→ **Problem requirements**: Put every line of the data below into a JSON list of strings, one string per line, omitting blank lines.

── Data listing ──

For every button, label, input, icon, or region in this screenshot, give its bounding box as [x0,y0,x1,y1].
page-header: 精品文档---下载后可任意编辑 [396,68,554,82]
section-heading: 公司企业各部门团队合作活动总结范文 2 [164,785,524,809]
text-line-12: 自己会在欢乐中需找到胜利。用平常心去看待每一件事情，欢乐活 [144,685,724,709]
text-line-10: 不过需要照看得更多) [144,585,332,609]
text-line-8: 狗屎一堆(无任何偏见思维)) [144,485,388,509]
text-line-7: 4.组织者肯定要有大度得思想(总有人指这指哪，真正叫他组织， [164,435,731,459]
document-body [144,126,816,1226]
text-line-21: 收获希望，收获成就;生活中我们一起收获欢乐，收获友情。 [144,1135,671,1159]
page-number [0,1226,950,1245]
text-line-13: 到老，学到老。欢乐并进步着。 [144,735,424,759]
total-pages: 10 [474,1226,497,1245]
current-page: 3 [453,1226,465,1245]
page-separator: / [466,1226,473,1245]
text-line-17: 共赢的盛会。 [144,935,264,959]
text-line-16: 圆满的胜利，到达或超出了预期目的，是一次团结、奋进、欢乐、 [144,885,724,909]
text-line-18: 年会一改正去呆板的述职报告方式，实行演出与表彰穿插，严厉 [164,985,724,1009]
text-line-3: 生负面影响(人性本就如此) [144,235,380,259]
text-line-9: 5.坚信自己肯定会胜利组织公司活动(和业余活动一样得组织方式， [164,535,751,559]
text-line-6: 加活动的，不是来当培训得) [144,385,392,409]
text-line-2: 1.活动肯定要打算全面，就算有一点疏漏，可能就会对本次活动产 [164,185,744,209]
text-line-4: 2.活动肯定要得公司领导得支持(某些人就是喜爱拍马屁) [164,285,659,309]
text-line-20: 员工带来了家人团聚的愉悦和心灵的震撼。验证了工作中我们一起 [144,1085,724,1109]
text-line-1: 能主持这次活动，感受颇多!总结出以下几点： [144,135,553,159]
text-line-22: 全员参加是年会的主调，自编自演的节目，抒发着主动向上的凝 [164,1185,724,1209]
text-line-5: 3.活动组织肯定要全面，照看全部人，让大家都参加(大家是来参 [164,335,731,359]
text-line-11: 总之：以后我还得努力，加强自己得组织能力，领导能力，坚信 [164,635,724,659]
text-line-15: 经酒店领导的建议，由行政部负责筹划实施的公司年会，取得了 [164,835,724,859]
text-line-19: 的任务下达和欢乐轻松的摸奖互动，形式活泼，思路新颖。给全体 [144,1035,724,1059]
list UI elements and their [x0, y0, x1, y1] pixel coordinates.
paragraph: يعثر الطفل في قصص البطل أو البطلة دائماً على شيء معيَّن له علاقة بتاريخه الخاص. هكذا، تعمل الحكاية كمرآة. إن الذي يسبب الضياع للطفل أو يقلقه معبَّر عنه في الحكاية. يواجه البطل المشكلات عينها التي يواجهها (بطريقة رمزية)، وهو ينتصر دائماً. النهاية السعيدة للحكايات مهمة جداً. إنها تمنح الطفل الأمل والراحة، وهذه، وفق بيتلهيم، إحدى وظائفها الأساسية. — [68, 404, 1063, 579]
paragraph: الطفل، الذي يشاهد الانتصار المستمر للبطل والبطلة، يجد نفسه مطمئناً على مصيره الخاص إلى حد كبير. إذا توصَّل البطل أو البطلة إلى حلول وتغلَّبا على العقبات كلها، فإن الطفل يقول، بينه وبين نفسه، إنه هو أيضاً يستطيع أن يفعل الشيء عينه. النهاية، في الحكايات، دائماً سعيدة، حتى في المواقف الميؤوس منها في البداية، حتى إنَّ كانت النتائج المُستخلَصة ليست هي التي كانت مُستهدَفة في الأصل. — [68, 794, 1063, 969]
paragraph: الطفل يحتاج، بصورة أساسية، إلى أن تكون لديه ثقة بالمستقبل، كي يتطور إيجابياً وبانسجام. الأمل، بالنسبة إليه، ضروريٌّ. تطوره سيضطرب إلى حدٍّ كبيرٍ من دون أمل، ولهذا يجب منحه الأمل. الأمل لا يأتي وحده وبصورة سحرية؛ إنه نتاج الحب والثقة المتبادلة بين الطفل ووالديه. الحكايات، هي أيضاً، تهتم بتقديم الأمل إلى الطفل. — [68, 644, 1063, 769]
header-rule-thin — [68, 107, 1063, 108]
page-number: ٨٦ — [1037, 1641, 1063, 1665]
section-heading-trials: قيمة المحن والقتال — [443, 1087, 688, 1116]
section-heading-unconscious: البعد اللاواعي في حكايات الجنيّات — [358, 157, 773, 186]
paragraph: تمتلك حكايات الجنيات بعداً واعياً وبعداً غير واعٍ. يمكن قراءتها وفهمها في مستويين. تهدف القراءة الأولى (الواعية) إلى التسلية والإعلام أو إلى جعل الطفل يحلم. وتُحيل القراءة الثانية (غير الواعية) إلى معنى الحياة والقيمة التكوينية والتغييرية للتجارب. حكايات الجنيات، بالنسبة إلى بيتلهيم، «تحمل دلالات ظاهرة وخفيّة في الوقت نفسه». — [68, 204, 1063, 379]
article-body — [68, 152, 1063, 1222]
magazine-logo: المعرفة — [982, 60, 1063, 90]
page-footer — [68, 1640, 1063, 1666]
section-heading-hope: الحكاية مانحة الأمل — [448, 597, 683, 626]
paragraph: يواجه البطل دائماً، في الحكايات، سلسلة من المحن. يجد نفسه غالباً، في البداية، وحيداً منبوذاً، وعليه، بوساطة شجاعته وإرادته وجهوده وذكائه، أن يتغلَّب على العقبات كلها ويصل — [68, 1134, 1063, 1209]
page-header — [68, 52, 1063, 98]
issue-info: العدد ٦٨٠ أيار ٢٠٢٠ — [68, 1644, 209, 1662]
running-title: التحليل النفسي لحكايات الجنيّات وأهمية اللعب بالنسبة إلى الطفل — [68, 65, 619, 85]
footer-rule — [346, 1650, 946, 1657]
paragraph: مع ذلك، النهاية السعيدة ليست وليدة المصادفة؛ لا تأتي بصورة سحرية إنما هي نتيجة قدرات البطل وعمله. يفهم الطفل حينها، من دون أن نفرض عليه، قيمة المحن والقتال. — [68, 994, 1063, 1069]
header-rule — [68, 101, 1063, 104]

───

→ **Task answer**:
[
  "For every button, label, input, icon, or region in this screenshot, give its bounding box as [x0,y0,x1,y1].",
  "page-header: 精品文档---下载后可任意编辑 [396,68,554,82]",
  "section-heading: 公司企业各部门团队合作活动总结范文 2 [164,785,524,809]",
  "text-line-12: 自己会在欢乐中需找到胜利。用平常心去看待每一件事情，欢乐活 [144,685,724,709]",
  "text-line-10: 不过需要照看得更多) [144,585,332,609]",
  "text-line-8: 狗屎一堆(无任何偏见思维)) [144,485,388,509]",
  "text-line-7: 4.组织者肯定要有大度得思想(总有人指这指哪，真正叫他组织， [164,435,731,459]",
  "document-body [144,126,816,1226]",
  "text-line-21: 收获希望，收获成就;生活中我们一起收获欢乐，收获友情。 [144,1135,671,1159]",
  "page-number [0,1226,950,1245]",
  "text-line-13: 到老，学到老。欢乐并进步着。 [144,735,424,759]",
  "total-pages: 10 [474,1226,497,1245]",
  "current-page: 3 [453,1226,465,1245]",
  "page-separator: / [466,1226,473,1245]",
  "text-line-17: 共赢的盛会。 [144,935,264,959]",
  "text-line-16: 圆满的胜利，到达或超出了预期目的，是一次团结、奋进、欢乐、 [144,885,724,909]",
  "text-line-18: 年会一改正去呆板的述职报告方式，实行演出与表彰穿插，严厉 [164,985,724,1009]",
  "text-line-3: 生负面影响(人性本就如此) [144,235,380,259]",
  "text-line-9: 5.坚信自己肯定会胜利组织公司活动(和业余活动一样得组织方式， [164,535,751,559]",
  "text-line-6: 加活动的，不是来当培训得) [144,385,392,409]",
  "text-line-2: 1.活动肯定要打算全面，就算有一点疏漏，可能就会对本次活动产 [164,185,744,209]",
  "text-line-4: 2.活动肯定要得公司领导得支持(某些人就是喜爱拍马屁) [164,285,659,309]",
  "text-line-20: 员工带来了家人团聚的愉悦和心灵的震撼。验证了工作中我们一起 [144,1085,724,1109]",
  "text-line-1: 能主持这次活动，感受颇多!总结出以下几点： [144,135,553,159]",
  "text-line-22: 全员参加是年会的主调，自编自演的节目，抒发着主动向上的凝 [164,1185,724,1209]",
  "text-line-5: 3.活动组织肯定要全面，照看全部人，让大家都参加(大家是来参 [164,335,731,359]",
  "text-line-11: 总之：以后我还得努力，加强自己得组织能力，领导能力，坚信 [164,635,724,659]",
  "text-line-15: 经酒店领导的建议，由行政部负责筹划实施的公司年会，取得了 [164,835,724,859]",
  "text-line-19: 的任务下达和欢乐轻松的摸奖互动，形式活泼，思路新颖。给全体 [144,1035,724,1059]",
  "list UI elements and their [x0, y0, x1, y1] pixel coordinates.",
  "paragraph: يعثر الطفل في قصص البطل أو البطلة دائماً على شيء معيَّن له علاقة بتاريخه الخاص. هكذا، تعمل الحكاية كمرآة. إن الذي يسبب الضياع للطفل أو يقلقه معبَّر عنه في الحكاية. يواجه البطل المشكلات عينها التي يواجهها (بطريقة رمزية)، وهو ينتصر دائماً. النهاية السعيدة للحكايات مهمة جداً. إنها تمنح الطفل الأمل والراحة، وهذه، وفق بيتلهيم، إحدى وظائفها الأساسية. — [68, 404, 1063, 579]",
  "paragraph: الطفل، الذي يشاهد الانتصار المستمر للبطل والبطلة، يجد نفسه مطمئناً على مصيره الخاص إلى حد كبير. إذا توصَّل البطل أو البطلة إلى حلول وتغلَّبا على العقبات كلها، فإن الطفل يقول، بينه وبين نفسه، إنه هو أيضاً يستطيع أن يفعل الشيء عينه. النهاية، في الحكايات، دائماً سعيدة، حتى في المواقف الميؤوس منها في البداية، حتى إنَّ كانت النتائج المُستخلَصة ليست هي التي كانت مُستهدَفة في الأصل. — [68, 794, 1063, 969]",
  "paragraph: الطفل يحتاج، بصورة أساسية، إلى أن تكون لديه ثقة بالمستقبل، كي يتطور إيجابياً وبانسجام. الأمل، بالنسبة إليه، ضروريٌّ. تطوره سيضطرب إلى حدٍّ كبيرٍ من دون أمل، ولهذا يجب منحه الأمل. الأمل لا يأتي وحده وبصورة سحرية؛ إنه نتاج الحب والثقة المتبادلة بين الطفل ووالديه. الحكايات، هي أيضاً، تهتم بتقديم الأمل إلى الطفل. — [68, 644, 1063, 769]",
  "header-rule-thin — [68, 107, 1063, 108]",
  "page-number: ٨٦ — [1037, 1641, 1063, 1665]",
  "section-heading-trials: قيمة المحن والقتال — [443, 1087, 688, 1116]",
  "section-heading-unconscious: البعد اللاواعي في حكايات الجنيّات — [358, 157, 773, 186]",
  "paragraph: تمتلك حكايات الجنيات بعداً واعياً وبعداً غير واعٍ. يمكن قراءتها وفهمها في مستويين. تهدف القراءة الأولى (الواعية) إلى التسلية والإعلام أو إلى جعل الطفل يحلم. وتُحيل القراءة الثانية (غير الواعية) إلى معنى الحياة والقيمة التكوينية والتغييرية للتجارب. حكايات الجنيات، بالنسبة إلى بيتلهيم، «تحمل دلالات ظاهرة وخفيّة في الوقت نفسه». — [68, 204, 1063, 379]",
  "article-body — [68, 152, 1063, 1222]",
  "magazine-logo: المعرفة — [982, 60, 1063, 90]",
  "page-footer — [68, 1640, 1063, 1666]",
  "section-heading-hope: الحكاية مانحة الأمل — [448, 597, 683, 626]",
  "paragraph: يواجه البطل دائماً، في الحكايات، سلسلة من المحن. يجد نفسه غالباً، في البداية، وحيداً منبوذاً، وعليه، بوساطة شجاعته وإرادته وجهوده وذكائه، أن يتغلَّب على العقبات كلها ويصل — [68, 1134, 1063, 1209]",
  "page-header — [68, 52, 1063, 98]",
  "issue-info: العدد ٦٨٠ أيار ٢٠٢٠ — [68, 1644, 209, 1662]",
  "running-title: التحليل النفسي لحكايات الجنيّات وأهمية اللعب بالنسبة إلى الطفل — [68, 65, 619, 85]",
  "footer-rule — [346, 1650, 946, 1657]",
  "paragraph: مع ذلك، النهاية السعيدة ليست وليدة المصادفة؛ لا تأتي بصورة سحرية إنما هي نتيجة قدرات البطل وعمله. يفهم الطفل حينها، من دون أن نفرض عليه، قيمة المحن والقتال. — [68, 994, 1063, 1069]",
  "header-rule — [68, 101, 1063, 104]"
]